[Dataset rows about figures]
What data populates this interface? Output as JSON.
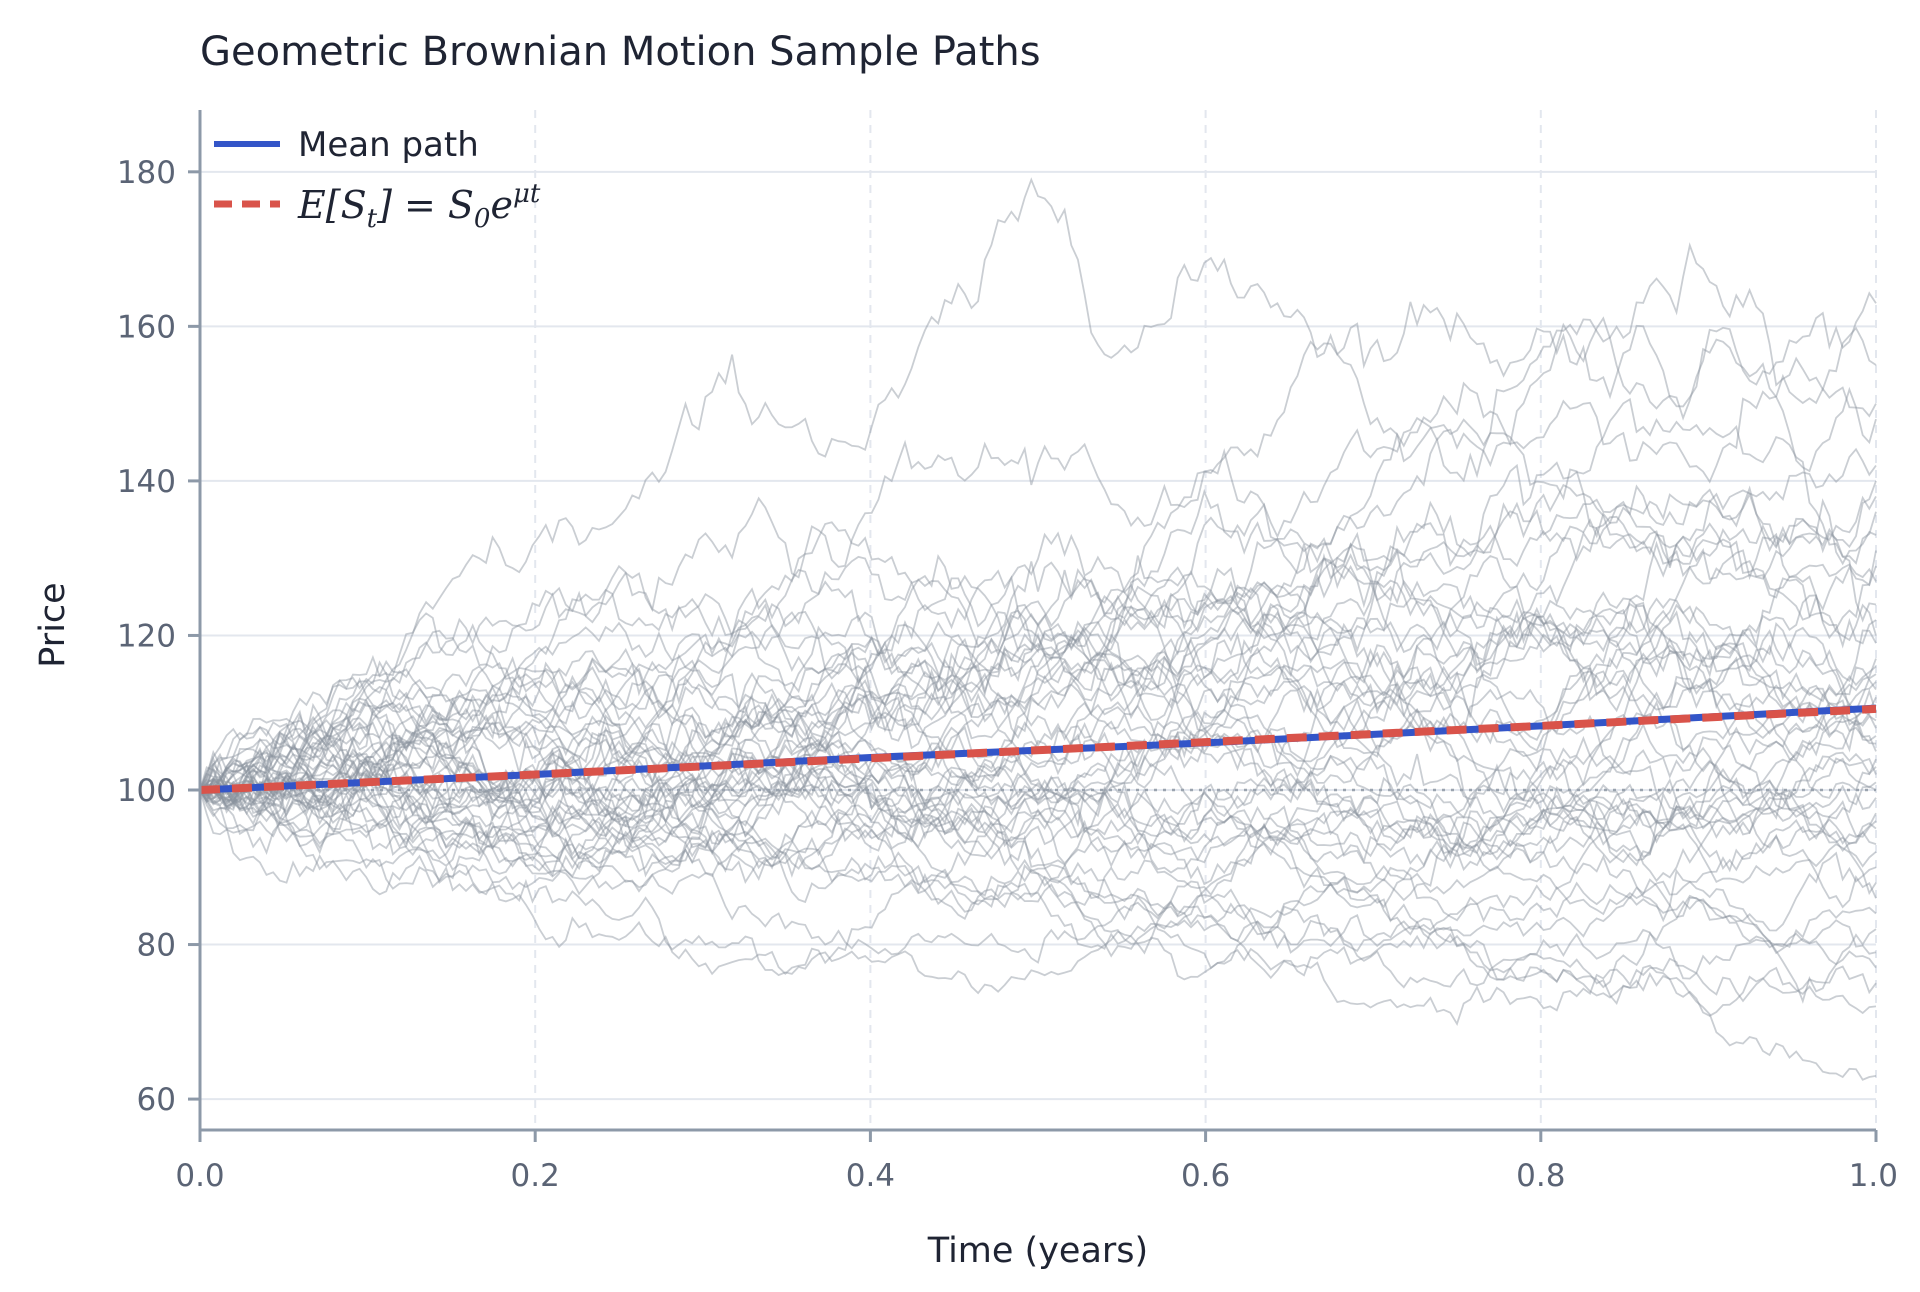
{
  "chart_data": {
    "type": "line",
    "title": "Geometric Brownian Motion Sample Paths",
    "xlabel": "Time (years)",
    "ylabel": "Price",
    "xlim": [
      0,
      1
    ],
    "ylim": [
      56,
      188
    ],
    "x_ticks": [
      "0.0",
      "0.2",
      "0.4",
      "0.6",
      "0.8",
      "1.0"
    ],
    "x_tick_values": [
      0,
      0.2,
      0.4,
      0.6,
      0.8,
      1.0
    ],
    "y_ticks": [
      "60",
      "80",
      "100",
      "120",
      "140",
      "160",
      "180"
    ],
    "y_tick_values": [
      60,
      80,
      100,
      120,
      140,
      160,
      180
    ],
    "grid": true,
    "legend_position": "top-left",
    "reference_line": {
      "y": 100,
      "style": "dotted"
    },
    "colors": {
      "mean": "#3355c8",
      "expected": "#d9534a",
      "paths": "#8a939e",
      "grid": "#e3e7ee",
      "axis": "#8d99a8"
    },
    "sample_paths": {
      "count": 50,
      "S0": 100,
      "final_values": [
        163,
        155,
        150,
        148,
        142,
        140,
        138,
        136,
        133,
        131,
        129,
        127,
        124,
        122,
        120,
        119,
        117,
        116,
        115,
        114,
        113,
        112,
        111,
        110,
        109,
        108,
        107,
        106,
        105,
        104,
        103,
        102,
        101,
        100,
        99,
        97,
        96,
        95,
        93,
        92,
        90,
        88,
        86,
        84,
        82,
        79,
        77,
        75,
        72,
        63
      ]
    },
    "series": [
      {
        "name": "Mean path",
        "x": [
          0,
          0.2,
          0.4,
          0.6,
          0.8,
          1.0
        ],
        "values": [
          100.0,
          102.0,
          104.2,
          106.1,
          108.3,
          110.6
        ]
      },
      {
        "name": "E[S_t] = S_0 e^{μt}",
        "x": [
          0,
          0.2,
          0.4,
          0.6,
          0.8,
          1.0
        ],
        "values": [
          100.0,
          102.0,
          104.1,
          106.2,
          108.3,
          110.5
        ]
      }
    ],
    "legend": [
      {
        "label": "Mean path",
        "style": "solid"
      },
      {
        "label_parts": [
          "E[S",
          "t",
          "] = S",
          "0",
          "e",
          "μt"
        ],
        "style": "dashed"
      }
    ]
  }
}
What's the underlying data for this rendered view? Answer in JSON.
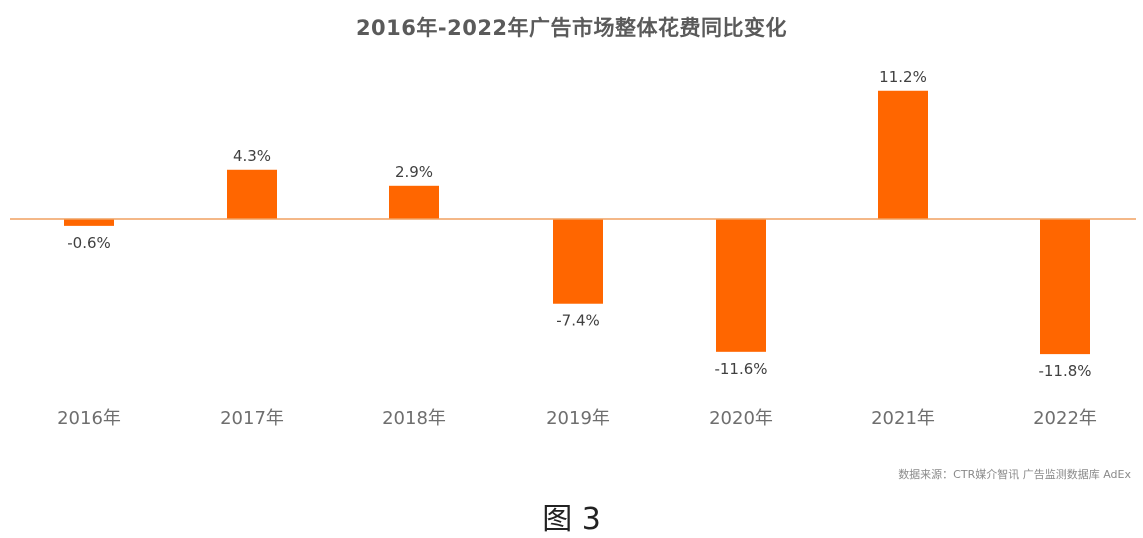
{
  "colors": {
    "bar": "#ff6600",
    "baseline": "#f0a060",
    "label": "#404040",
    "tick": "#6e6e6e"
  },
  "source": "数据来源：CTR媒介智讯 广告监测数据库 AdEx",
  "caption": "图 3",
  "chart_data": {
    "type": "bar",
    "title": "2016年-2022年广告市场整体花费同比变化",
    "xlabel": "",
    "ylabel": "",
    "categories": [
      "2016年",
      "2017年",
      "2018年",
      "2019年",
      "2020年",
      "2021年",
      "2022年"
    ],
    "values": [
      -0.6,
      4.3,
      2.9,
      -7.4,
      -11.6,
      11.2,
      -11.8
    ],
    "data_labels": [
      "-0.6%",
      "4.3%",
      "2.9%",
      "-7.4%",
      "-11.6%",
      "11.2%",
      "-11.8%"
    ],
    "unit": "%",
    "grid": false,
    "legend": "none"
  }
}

▶ [Problem statement] Can the lines from the one with "What's the underlying" to the end of the records above be quoted exactly, both ends included, with every picture omitted?

▶ [Response to the exercise]
What's the underlying data for this rendered view? Answer in JSON.
{
  "colors": {
    "bar": "#ff6600",
    "baseline": "#f0a060",
    "label": "#404040",
    "tick": "#6e6e6e"
  },
  "source": "数据来源：CTR媒介智讯 广告监测数据库 AdEx",
  "caption": "图 3",
  "chart_data": {
    "type": "bar",
    "title": "2016年-2022年广告市场整体花费同比变化",
    "xlabel": "",
    "ylabel": "",
    "categories": [
      "2016年",
      "2017年",
      "2018年",
      "2019年",
      "2020年",
      "2021年",
      "2022年"
    ],
    "values": [
      -0.6,
      4.3,
      2.9,
      -7.4,
      -11.6,
      11.2,
      -11.8
    ],
    "data_labels": [
      "-0.6%",
      "4.3%",
      "2.9%",
      "-7.4%",
      "-11.6%",
      "11.2%",
      "-11.8%"
    ],
    "unit": "%",
    "grid": false,
    "legend": "none"
  }
}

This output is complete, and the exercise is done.